### STATED TASK
Restate the entries below word for word, omitting nothing.

(Saved entries)

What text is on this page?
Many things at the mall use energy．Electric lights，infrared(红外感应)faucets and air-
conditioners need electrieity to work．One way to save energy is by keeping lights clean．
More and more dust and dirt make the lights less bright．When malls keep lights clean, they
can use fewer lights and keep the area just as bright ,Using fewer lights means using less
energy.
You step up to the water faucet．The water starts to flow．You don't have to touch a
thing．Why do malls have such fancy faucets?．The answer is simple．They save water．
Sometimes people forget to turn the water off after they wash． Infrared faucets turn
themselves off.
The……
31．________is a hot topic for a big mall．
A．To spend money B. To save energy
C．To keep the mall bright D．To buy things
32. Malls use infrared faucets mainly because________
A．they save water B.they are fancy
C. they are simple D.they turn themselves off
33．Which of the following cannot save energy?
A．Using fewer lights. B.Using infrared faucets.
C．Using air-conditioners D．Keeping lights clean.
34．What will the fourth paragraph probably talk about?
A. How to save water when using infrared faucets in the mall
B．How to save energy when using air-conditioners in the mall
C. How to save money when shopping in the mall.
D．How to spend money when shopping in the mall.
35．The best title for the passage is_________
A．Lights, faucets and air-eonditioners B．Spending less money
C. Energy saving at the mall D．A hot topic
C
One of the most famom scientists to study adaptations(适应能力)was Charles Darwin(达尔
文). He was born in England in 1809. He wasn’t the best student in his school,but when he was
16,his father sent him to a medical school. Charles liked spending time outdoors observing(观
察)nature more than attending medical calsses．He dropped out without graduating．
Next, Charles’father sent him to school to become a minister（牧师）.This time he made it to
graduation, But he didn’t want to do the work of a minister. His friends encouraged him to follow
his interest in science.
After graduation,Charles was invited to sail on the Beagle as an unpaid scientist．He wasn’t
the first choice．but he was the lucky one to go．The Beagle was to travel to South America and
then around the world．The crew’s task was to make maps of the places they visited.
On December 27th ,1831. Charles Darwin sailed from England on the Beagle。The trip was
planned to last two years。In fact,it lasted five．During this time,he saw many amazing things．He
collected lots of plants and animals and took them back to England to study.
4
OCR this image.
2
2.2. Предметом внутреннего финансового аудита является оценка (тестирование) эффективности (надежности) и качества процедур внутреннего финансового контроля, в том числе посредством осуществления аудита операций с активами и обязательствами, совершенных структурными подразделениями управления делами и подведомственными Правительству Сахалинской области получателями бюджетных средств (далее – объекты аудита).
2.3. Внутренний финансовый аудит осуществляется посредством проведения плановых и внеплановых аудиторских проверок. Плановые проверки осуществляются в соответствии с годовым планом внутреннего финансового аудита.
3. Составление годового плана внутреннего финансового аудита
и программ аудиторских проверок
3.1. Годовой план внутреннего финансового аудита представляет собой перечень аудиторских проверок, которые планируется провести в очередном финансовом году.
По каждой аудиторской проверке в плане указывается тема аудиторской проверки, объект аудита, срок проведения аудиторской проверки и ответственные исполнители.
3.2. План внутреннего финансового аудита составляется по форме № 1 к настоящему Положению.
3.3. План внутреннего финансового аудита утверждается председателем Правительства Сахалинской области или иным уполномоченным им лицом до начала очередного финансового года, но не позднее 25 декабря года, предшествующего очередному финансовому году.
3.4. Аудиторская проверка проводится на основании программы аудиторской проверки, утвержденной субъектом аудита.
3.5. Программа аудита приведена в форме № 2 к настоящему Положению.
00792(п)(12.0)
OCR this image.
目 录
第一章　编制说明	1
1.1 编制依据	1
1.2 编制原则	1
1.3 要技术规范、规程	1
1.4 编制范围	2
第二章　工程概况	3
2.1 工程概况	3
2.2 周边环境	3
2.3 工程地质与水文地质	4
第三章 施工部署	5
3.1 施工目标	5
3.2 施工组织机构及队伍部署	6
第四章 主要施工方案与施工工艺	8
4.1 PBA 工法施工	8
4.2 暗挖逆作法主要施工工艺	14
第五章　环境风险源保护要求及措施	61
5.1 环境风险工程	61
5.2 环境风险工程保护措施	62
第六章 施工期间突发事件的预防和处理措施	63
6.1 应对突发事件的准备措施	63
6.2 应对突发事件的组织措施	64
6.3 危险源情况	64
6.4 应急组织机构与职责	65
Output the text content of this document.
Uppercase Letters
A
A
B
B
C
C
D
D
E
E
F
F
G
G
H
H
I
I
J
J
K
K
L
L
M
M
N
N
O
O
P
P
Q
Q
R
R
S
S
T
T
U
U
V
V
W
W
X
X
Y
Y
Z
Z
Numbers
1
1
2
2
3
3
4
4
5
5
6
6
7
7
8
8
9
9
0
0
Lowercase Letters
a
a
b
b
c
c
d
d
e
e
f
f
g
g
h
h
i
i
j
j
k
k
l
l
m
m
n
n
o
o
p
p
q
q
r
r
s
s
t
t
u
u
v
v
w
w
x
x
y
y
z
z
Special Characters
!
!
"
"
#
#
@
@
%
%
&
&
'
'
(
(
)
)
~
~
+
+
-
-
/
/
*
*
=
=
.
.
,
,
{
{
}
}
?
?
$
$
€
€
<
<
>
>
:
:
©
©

### SOLVED EXERCISE
What text is on this page?
Many things at the mall use energy．Electric lights，infrared(红外感应)faucets and air-
conditioners need electrieity to work．One way to save energy is by keeping lights clean．
More and more dust and dirt make the lights less bright．When malls keep lights clean, they
can use fewer lights and keep the area just as bright ,Using fewer lights means using less
energy.
You step up to the water faucet．The water starts to flow．You don't have to touch a
thing．Why do malls have such fancy faucets?．The answer is simple．They save water．
Sometimes people forget to turn the water off after they wash． Infrared faucets turn
themselves off.
The……
31．________is a hot topic for a big mall．
A．To spend money B. To save energy
C．To keep the mall bright D．To buy things
32. Malls use infrared faucets mainly because________
A．they save water B.they are fancy
C. they are simple D.they turn themselves off
33．Which of the following cannot save energy?
A．Using fewer lights. B.Using infrared faucets.
C．Using air-conditioners D．Keeping lights clean.
34．What will the fourth paragraph probably talk about?
A. How to save water when using infrared faucets in the mall
B．How to save energy when using air-conditioners in the mall
C. How to save money when shopping in the mall.
D．How to spend money when shopping in the mall.
35．The best title for the passage is_________
A．Lights, faucets and air-eonditioners B．Spending less money
C. Energy saving at the mall D．A hot topic
C
One of the most famom scientists to study adaptations(适应能力)was Charles Darwin(达尔
文). He was born in England in 1809. He wasn’t the best student in his school,but when he was
16,his father sent him to a medical school. Charles liked spending time outdoors observing(观
察)nature more than attending medical calsses．He dropped out without graduating．
Next, Charles’father sent him to school to become a minister（牧师）.This time he made it to
graduation, But he didn’t want to do the work of a minister. His friends encouraged him to follow
his interest in science.
After graduation,Charles was invited to sail on the Beagle as an unpaid scientist．He wasn’t
the first choice．but he was the lucky one to go．The Beagle was to travel to South America and
then around the world．The crew’s task was to make maps of the places they visited.
On December 27th ,1831. Charles Darwin sailed from England on the Beagle。The trip was
planned to last two years。In fact,it lasted five．During this time,he saw many amazing things．He
collected lots of plants and animals and took them back to England to study.
4
OCR this image.
2
2.2. Предметом внутреннего финансового аудита является оценка (тестирование) эффективности (надежности) и качества процедур внутреннего финансового контроля, в том числе посредством осуществления аудита операций с активами и обязательствами, совершенных структурными подразделениями управления делами и подведомственными Правительству Сахалинской области получателями бюджетных средств (далее – объекты аудита).
2.3. Внутренний финансовый аудит осуществляется посредством проведения плановых и внеплановых аудиторских проверок. Плановые проверки осуществляются в соответствии с годовым планом внутреннего финансового аудита.
3. Составление годового плана внутреннего финансового аудита
и программ аудиторских проверок
3.1. Годовой план внутреннего финансового аудита представляет собой перечень аудиторских проверок, которые планируется провести в очередном финансовом году.
По каждой аудиторской проверке в плане указывается тема аудиторской проверки, объект аудита, срок проведения аудиторской проверки и ответственные исполнители.
3.2. План внутреннего финансового аудита составляется по форме № 1 к настоящему Положению.
3.3. План внутреннего финансового аудита утверждается председателем Правительства Сахалинской области или иным уполномоченным им лицом до начала очередного финансового года, но не позднее 25 декабря года, предшествующего очередному финансовому году.
3.4. Аудиторская проверка проводится на основании программы аудиторской проверки, утвержденной субъектом аудита.
3.5. Программа аудита приведена в форме № 2 к настоящему Положению.
00792(п)(12.0)
OCR this image.
目 录
第一章　编制说明	1
1.1 编制依据	1
1.2 编制原则	1
1.3 要技术规范、规程	1
1.4 编制范围	2
第二章　工程概况	3
2.1 工程概况	3
2.2 周边环境	3
2.3 工程地质与水文地质	4
第三章 施工部署	5
3.1 施工目标	5
3.2 施工组织机构及队伍部署	6
第四章 主要施工方案与施工工艺	8
4.1 PBA 工法施工	8
4.2 暗挖逆作法主要施工工艺	14
第五章　环境风险源保护要求及措施	61
5.1 环境风险工程	61
5.2 环境风险工程保护措施	62
第六章 施工期间突发事件的预防和处理措施	63
6.1 应对突发事件的准备措施	63
6.2 应对突发事件的组织措施	64
6.3 危险源情况	64
6.4 应急组织机构与职责	65
Output the text content of this document.
Uppercase Letters
A
A
B
B
C
C
D
D
E
E
F
F
G
G
H
H
I
I
J
J
K
K
L
L
M
M
N
N
O
O
P
P
Q
Q
R
R
S
S
T
T
U
U
V
V
W
W
X
X
Y
Y
Z
Z
Numbers
1
1
2
2
3
3
4
4
5
5
6
6
7
7
8
8
9
9
0
0
Lowercase Letters
a
a
b
b
c
c
d
d
e
e
f
f
g
g
h
h
i
i
j
j
k
k
l
l
m
m
n
n
o
o
p
p
q
q
r
r
s
s
t
t
u
u
v
v
w
w
x
x
y
y
z
z
Special Characters
!
!
"
"
#
#
@
@
%
%
&
&
'
'
(
(
)
)
~
~
+
+
-
-
/
/
*
*
=
=
.
.
,
,
{
{
}
}
?
?
$
$
€
€
<
<
>
>
:
:
©
©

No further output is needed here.